━━━ RECORDS ━━━

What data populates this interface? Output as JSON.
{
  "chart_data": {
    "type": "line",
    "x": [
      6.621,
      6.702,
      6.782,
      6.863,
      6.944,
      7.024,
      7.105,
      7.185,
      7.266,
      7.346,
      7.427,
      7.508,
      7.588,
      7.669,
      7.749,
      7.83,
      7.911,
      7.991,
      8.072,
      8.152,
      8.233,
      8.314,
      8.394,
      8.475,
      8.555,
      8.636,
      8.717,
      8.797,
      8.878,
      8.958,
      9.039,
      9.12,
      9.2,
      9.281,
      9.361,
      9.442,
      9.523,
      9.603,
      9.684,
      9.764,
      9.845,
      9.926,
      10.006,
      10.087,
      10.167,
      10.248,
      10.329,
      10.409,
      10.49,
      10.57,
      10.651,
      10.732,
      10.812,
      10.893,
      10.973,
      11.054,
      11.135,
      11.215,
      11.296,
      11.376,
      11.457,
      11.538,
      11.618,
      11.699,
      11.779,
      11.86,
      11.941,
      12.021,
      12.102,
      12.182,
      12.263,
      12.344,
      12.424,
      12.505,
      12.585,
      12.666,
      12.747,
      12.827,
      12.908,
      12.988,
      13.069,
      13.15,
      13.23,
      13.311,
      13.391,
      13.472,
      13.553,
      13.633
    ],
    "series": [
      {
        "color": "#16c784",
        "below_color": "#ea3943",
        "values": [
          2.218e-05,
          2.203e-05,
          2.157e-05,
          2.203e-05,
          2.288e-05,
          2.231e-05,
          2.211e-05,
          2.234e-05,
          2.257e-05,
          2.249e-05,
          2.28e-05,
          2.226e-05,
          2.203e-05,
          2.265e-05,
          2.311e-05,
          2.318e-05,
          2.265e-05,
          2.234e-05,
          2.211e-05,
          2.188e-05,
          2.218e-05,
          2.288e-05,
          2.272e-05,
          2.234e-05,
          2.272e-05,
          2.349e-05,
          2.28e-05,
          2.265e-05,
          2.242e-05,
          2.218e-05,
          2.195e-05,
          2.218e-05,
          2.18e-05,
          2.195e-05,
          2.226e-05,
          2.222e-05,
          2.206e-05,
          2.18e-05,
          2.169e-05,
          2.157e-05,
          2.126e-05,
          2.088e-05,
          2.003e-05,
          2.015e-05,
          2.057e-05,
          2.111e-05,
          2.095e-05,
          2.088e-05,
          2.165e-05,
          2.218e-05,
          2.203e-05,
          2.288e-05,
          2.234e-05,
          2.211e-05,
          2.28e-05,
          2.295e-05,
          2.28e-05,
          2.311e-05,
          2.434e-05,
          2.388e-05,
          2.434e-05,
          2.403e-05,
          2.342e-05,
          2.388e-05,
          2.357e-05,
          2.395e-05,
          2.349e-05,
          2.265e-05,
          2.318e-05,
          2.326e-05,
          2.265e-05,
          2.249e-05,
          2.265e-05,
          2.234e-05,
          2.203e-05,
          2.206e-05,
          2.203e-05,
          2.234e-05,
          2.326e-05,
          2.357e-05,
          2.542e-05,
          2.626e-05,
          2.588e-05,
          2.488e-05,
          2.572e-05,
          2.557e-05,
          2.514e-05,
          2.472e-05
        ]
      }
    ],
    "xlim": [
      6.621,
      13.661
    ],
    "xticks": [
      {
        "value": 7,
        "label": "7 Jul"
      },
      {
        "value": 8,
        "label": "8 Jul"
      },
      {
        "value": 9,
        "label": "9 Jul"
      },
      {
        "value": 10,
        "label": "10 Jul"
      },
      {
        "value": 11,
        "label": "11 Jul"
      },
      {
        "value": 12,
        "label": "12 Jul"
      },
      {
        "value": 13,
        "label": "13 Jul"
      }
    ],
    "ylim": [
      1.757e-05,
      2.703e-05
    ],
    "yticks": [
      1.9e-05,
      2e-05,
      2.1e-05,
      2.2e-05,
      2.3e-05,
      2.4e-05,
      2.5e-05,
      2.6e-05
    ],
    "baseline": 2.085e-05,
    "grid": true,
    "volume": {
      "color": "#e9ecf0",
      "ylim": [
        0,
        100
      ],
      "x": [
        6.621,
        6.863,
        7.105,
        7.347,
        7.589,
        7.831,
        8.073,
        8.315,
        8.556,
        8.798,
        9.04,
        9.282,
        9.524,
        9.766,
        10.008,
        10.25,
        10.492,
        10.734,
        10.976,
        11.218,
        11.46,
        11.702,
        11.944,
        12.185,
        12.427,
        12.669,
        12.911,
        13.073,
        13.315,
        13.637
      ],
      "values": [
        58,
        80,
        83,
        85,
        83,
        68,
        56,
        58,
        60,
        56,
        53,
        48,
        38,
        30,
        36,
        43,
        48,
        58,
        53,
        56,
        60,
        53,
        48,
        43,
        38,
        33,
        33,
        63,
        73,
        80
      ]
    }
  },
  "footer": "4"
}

━━━

> [YOUR GOAL] Type out the entries again, word for word.

> [FINISHED TASK]
What data populates this interface? Output as JSON.
{
  "chart_data": {
    "type": "line",
    "x": [
      6.621,
      6.702,
      6.782,
      6.863,
      6.944,
      7.024,
      7.105,
      7.185,
      7.266,
      7.346,
      7.427,
      7.508,
      7.588,
      7.669,
      7.749,
      7.83,
      7.911,
      7.991,
      8.072,
      8.152,
      8.233,
      8.314,
      8.394,
      8.475,
      8.555,
      8.636,
      8.717,
      8.797,
      8.878,
      8.958,
      9.039,
      9.12,
      9.2,
      9.281,
      9.361,
      9.442,
      9.523,
      9.603,
      9.684,
      9.764,
      9.845,
      9.926,
      10.006,
      10.087,
      10.167,
      10.248,
      10.329,
      10.409,
      10.49,
      10.57,
      10.651,
      10.732,
      10.812,
      10.893,
      10.973,
      11.054,
      11.135,
      11.215,
      11.296,
      11.376,
      11.457,
      11.538,
      11.618,
      11.699,
      11.779,
      11.86,
      11.941,
      12.021,
      12.102,
      12.182,
      12.263,
      12.344,
      12.424,
      12.505,
      12.585,
      12.666,
      12.747,
      12.827,
      12.908,
      12.988,
      13.069,
      13.15,
      13.23,
      13.311,
      13.391,
      13.472,
      13.553,
      13.633
    ],
    "series": [
      {
        "color": "#16c784",
        "below_color": "#ea3943",
        "values": [
          2.218e-05,
          2.203e-05,
          2.157e-05,
          2.203e-05,
          2.288e-05,
          2.231e-05,
          2.211e-05,
          2.234e-05,
          2.257e-05,
          2.249e-05,
          2.28e-05,
          2.226e-05,
          2.203e-05,
          2.265e-05,
          2.311e-05,
          2.318e-05,
          2.265e-05,
          2.234e-05,
          2.211e-05,
          2.188e-05,
          2.218e-05,
          2.288e-05,
          2.272e-05,
          2.234e-05,
          2.272e-05,
          2.349e-05,
          2.28e-05,
          2.265e-05,
          2.242e-05,
          2.218e-05,
          2.195e-05,
          2.218e-05,
          2.18e-05,
          2.195e-05,
          2.226e-05,
          2.222e-05,
          2.206e-05,
          2.18e-05,
          2.169e-05,
          2.157e-05,
          2.126e-05,
          2.088e-05,
          2.003e-05,
          2.015e-05,
          2.057e-05,
          2.111e-05,
          2.095e-05,
          2.088e-05,
          2.165e-05,
          2.218e-05,
          2.203e-05,
          2.288e-05,
          2.234e-05,
          2.211e-05,
          2.28e-05,
          2.295e-05,
          2.28e-05,
          2.311e-05,
          2.434e-05,
          2.388e-05,
          2.434e-05,
          2.403e-05,
          2.342e-05,
          2.388e-05,
          2.357e-05,
          2.395e-05,
          2.349e-05,
          2.265e-05,
          2.318e-05,
          2.326e-05,
          2.265e-05,
          2.249e-05,
          2.265e-05,
          2.234e-05,
          2.203e-05,
          2.206e-05,
          2.203e-05,
          2.234e-05,
          2.326e-05,
          2.357e-05,
          2.542e-05,
          2.626e-05,
          2.588e-05,
          2.488e-05,
          2.572e-05,
          2.557e-05,
          2.514e-05,
          2.472e-05
        ]
      }
    ],
    "xlim": [
      6.621,
      13.661
    ],
    "xticks": [
      {
        "value": 7,
        "label": "7 Jul"
      },
      {
        "value": 8,
        "label": "8 Jul"
      },
      {
        "value": 9,
        "label": "9 Jul"
      },
      {
        "value": 10,
        "label": "10 Jul"
      },
      {
        "value": 11,
        "label": "11 Jul"
      },
      {
        "value": 12,
        "label": "12 Jul"
      },
      {
        "value": 13,
        "label": "13 Jul"
      }
    ],
    "ylim": [
      1.757e-05,
      2.703e-05
    ],
    "yticks": [
      1.9e-05,
      2e-05,
      2.1e-05,
      2.2e-05,
      2.3e-05,
      2.4e-05,
      2.5e-05,
      2.6e-05
    ],
    "baseline": 2.085e-05,
    "grid": true,
    "volume": {
      "color": "#e9ecf0",
      "ylim": [
        0,
        100
      ],
      "x": [
        6.621,
        6.863,
        7.105,
        7.347,
        7.589,
        7.831,
        8.073,
        8.315,
        8.556,
        8.798,
        9.04,
        9.282,
        9.524,
        9.766,
        10.008,
        10.25,
        10.492,
        10.734,
        10.976,
        11.218,
        11.46,
        11.702,
        11.944,
        12.185,
        12.427,
        12.669,
        12.911,
        13.073,
        13.315,
        13.637
      ],
      "values": [
        58,
        80,
        83,
        85,
        83,
        68,
        56,
        58,
        60,
        56,
        53,
        48,
        38,
        30,
        36,
        43,
        48,
        58,
        53,
        56,
        60,
        53,
        48,
        43,
        38,
        33,
        33,
        63,
        73,
        80
      ]
    }
  },
  "footer": "4"
}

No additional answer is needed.